Requirements: Give only the number of lines below that contain the word "Degrees".

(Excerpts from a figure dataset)
◇ ◇ ◇ ◇ ◇ ◇ ◇

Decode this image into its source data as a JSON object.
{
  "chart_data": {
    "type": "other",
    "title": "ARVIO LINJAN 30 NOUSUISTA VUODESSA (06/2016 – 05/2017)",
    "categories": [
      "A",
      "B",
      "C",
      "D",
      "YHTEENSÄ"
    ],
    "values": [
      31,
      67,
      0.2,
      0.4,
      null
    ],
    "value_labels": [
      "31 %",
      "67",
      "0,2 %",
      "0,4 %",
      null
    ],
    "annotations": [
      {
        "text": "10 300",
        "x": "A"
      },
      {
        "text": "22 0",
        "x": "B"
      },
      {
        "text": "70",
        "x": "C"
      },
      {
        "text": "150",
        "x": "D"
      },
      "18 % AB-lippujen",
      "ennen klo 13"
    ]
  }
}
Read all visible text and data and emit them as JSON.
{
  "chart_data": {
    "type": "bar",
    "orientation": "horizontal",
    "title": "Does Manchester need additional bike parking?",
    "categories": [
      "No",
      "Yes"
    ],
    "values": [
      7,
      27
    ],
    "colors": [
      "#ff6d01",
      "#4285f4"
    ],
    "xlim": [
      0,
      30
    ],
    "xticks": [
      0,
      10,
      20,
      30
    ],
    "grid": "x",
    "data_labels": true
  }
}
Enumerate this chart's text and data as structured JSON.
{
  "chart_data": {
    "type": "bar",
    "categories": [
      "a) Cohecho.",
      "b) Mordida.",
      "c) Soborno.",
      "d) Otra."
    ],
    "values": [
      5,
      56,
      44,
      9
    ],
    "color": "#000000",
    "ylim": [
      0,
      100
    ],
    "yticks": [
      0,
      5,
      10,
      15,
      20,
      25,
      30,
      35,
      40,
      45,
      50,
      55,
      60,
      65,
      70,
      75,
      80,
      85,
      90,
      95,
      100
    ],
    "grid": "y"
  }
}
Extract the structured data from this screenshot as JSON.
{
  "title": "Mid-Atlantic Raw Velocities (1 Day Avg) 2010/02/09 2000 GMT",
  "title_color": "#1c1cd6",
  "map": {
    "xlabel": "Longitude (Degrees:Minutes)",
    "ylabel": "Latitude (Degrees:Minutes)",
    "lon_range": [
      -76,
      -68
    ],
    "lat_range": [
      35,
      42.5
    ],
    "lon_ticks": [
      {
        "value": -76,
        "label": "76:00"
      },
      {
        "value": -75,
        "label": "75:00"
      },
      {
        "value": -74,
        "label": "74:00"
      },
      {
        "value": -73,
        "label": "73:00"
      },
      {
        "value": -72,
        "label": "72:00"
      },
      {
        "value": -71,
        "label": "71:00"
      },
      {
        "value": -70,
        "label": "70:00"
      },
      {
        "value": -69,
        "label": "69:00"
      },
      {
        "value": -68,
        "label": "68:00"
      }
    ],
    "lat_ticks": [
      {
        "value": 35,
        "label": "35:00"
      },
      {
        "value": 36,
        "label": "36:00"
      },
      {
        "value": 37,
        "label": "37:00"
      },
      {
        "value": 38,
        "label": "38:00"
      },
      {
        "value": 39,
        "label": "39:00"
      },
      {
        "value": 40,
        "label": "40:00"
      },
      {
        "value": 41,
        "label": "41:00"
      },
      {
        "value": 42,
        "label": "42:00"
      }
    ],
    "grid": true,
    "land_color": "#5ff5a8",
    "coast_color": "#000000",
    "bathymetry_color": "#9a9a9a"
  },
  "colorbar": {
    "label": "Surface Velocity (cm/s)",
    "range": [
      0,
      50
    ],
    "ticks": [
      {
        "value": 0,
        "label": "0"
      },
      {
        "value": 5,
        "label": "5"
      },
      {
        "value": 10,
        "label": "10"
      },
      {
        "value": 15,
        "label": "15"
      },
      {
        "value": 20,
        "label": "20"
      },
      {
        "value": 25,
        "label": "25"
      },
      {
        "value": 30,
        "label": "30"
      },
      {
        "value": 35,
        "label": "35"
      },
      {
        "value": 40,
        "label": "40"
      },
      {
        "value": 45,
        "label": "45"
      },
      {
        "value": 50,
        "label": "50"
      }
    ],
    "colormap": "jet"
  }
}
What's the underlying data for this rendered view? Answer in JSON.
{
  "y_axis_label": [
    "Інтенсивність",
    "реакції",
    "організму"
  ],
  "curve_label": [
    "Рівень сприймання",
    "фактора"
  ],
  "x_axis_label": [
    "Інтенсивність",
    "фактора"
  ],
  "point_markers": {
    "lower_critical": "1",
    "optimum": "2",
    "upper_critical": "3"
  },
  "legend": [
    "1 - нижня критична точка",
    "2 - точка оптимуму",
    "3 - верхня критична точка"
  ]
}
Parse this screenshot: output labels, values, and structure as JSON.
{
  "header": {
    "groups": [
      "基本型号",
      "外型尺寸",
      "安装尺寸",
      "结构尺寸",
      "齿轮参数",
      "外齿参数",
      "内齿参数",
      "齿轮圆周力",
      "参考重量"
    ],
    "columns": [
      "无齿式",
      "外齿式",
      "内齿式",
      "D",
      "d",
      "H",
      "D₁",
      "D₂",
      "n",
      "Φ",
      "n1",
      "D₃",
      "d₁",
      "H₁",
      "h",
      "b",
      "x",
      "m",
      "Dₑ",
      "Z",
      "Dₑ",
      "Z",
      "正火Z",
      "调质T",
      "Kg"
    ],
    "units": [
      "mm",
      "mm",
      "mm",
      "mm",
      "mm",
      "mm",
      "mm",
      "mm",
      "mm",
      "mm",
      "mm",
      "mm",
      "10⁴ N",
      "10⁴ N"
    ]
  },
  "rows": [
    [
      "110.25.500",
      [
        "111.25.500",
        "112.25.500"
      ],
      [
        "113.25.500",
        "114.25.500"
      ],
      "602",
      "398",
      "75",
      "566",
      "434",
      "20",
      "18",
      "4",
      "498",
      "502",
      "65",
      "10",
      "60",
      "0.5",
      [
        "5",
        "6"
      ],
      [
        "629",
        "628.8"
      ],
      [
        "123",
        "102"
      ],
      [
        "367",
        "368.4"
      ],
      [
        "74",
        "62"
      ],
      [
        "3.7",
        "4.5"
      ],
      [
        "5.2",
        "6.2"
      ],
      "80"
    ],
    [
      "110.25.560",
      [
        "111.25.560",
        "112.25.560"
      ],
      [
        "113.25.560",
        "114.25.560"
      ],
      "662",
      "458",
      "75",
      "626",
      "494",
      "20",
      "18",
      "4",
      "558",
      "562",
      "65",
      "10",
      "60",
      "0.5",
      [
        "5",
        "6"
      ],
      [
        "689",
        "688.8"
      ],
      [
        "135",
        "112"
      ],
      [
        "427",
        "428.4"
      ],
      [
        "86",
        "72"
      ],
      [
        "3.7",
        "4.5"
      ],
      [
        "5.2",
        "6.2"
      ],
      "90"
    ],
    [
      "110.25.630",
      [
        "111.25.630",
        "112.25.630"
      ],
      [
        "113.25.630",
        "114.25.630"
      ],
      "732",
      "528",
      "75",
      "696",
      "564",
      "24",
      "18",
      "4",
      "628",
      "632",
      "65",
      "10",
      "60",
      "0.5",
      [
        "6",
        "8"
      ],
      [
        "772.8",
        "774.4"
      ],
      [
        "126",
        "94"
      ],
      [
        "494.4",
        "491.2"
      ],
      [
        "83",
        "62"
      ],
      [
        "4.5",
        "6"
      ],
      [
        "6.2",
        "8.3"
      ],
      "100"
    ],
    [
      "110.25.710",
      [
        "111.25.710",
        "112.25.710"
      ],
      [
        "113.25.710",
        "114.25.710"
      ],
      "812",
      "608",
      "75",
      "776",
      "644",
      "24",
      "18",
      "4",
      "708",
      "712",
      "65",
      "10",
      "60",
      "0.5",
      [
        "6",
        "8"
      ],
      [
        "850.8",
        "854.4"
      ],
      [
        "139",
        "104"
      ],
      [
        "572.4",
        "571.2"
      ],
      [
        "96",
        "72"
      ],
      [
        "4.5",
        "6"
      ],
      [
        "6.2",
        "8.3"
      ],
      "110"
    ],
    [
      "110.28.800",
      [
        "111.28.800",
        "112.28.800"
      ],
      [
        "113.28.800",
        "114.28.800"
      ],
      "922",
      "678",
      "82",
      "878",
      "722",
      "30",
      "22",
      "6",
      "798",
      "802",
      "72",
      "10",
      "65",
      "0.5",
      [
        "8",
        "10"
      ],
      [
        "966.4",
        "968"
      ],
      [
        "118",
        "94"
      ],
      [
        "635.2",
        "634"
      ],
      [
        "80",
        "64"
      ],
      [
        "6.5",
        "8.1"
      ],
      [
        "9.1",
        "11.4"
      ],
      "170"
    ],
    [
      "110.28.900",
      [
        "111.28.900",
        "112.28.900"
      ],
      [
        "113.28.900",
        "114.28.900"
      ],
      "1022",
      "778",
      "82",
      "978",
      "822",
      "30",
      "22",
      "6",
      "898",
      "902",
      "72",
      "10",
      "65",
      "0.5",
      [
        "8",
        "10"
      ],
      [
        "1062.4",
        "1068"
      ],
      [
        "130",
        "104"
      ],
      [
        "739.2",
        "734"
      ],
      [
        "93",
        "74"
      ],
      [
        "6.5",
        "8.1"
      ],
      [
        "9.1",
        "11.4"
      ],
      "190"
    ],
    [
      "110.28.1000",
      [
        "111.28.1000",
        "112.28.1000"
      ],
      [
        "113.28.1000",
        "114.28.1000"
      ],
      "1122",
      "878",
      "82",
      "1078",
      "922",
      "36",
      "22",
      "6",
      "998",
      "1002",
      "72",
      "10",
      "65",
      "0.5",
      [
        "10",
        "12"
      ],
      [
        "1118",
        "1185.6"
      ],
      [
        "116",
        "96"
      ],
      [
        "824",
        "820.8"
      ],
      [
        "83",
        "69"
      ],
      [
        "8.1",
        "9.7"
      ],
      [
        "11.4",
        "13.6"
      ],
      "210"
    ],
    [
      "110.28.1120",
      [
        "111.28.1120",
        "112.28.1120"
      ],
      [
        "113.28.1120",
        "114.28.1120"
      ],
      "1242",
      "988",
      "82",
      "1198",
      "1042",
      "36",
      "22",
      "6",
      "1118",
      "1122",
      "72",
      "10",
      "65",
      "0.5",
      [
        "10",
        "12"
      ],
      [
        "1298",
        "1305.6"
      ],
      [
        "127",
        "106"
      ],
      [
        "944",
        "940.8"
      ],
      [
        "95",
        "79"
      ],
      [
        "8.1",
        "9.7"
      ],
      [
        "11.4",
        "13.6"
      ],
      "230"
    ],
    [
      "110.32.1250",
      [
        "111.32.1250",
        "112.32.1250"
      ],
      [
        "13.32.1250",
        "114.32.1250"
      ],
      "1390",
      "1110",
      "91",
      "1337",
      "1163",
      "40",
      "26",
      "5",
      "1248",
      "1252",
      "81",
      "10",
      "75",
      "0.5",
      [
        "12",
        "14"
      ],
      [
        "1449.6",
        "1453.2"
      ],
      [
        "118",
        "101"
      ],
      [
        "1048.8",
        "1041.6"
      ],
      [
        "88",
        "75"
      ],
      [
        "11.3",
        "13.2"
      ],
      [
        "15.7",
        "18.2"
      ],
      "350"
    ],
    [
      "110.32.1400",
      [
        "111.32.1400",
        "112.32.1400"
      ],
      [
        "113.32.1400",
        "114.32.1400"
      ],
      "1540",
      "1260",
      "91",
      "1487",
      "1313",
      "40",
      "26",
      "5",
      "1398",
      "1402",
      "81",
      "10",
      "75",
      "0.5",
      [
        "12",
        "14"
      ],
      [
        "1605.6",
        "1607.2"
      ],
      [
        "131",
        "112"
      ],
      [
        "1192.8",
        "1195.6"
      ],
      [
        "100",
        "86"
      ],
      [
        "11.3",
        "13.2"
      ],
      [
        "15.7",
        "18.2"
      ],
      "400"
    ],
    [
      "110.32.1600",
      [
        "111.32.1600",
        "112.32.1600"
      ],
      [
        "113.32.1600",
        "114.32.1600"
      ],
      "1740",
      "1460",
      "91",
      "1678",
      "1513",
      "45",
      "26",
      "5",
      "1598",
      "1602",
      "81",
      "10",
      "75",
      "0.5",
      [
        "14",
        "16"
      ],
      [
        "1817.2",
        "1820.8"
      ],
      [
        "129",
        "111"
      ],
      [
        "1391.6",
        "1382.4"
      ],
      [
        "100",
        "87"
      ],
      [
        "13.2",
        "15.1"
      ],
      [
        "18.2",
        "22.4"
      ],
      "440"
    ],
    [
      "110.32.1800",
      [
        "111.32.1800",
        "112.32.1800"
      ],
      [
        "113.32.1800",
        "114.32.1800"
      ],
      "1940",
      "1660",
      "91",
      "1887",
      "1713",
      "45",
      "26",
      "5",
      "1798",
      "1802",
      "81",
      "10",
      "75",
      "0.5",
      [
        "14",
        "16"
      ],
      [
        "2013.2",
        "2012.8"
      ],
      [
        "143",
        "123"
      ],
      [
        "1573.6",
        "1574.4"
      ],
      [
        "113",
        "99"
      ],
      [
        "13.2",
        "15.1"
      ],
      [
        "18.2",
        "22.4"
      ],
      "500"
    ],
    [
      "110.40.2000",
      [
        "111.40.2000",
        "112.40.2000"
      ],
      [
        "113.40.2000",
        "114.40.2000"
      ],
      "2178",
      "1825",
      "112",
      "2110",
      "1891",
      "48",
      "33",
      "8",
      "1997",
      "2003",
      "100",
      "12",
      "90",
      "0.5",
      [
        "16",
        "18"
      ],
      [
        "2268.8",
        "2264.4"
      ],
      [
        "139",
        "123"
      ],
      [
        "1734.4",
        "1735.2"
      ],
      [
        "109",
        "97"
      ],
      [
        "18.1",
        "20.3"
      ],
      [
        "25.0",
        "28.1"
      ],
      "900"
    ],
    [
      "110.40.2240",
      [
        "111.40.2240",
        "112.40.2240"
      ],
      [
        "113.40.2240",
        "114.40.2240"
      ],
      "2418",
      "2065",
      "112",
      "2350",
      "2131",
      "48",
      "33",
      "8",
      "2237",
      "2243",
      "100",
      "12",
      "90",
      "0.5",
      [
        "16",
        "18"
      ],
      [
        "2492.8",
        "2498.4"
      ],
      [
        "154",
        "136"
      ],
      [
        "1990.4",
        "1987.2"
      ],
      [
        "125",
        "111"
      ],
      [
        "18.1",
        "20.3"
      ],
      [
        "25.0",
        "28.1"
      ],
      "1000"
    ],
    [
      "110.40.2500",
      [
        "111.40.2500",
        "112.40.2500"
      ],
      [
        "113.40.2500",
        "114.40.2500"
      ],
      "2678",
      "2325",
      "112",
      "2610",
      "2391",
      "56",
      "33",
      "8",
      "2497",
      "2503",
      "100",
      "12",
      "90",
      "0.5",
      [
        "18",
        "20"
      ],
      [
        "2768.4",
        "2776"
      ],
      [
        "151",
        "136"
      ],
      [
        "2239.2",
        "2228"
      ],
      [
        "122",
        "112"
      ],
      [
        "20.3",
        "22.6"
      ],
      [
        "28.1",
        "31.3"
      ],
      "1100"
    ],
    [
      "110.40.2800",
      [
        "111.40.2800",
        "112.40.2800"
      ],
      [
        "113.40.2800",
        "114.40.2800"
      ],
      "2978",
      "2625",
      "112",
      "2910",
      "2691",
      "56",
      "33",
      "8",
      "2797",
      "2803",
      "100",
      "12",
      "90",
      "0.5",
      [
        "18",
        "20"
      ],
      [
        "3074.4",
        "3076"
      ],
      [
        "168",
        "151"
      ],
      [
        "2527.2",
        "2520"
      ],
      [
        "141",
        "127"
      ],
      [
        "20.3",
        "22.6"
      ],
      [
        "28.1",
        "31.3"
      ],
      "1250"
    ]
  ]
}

◇ ◇ ◇ ◇ ◇ ◇ ◇

Exercise answer: 2